* REQUIRED TASK: Retype the material word for word.

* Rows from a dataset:
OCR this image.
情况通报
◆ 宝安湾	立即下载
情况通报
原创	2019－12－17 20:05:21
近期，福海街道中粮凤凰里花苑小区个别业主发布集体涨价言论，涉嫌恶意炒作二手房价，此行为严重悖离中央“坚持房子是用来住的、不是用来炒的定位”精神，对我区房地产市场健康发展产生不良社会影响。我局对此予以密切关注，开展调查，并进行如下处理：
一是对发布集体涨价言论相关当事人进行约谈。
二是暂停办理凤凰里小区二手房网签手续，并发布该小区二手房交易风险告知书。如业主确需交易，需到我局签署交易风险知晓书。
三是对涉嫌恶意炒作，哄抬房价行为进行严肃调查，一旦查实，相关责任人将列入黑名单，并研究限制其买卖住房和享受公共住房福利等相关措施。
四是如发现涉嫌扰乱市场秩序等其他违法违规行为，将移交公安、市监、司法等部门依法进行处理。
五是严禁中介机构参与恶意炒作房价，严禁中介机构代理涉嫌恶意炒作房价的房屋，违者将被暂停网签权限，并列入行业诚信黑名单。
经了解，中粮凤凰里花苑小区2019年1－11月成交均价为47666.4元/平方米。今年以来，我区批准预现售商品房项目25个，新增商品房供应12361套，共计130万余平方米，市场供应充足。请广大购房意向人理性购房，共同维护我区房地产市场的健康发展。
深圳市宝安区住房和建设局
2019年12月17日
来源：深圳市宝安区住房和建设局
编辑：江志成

* OUTPUT FOR THIS EXERCISE:
OCR this image.
情况通报
◆ 宝安湾	立即下载
情况通报
原创	2019－12－17 20:05:21
近期，福海街道中粮凤凰里花苑小区个别业主发布集体涨价言论，涉嫌恶意炒作二手房价，此行为严重悖离中央“坚持房子是用来住的、不是用来炒的定位”精神，对我区房地产市场健康发展产生不良社会影响。我局对此予以密切关注，开展调查，并进行如下处理：
一是对发布集体涨价言论相关当事人进行约谈。
二是暂停办理凤凰里小区二手房网签手续，并发布该小区二手房交易风险告知书。如业主确需交易，需到我局签署交易风险知晓书。
三是对涉嫌恶意炒作，哄抬房价行为进行严肃调查，一旦查实，相关责任人将列入黑名单，并研究限制其买卖住房和享受公共住房福利等相关措施。
四是如发现涉嫌扰乱市场秩序等其他违法违规行为，将移交公安、市监、司法等部门依法进行处理。
五是严禁中介机构参与恶意炒作房价，严禁中介机构代理涉嫌恶意炒作房价的房屋，违者将被暂停网签权限，并列入行业诚信黑名单。
经了解，中粮凤凰里花苑小区2019年1－11月成交均价为47666.4元/平方米。今年以来，我区批准预现售商品房项目25个，新增商品房供应12361套，共计130万余平方米，市场供应充足。请广大购房意向人理性购房，共同维护我区房地产市场的健康发展。
深圳市宝安区住房和建设局
2019年12月17日
来源：深圳市宝安区住房和建设局
编辑：江志成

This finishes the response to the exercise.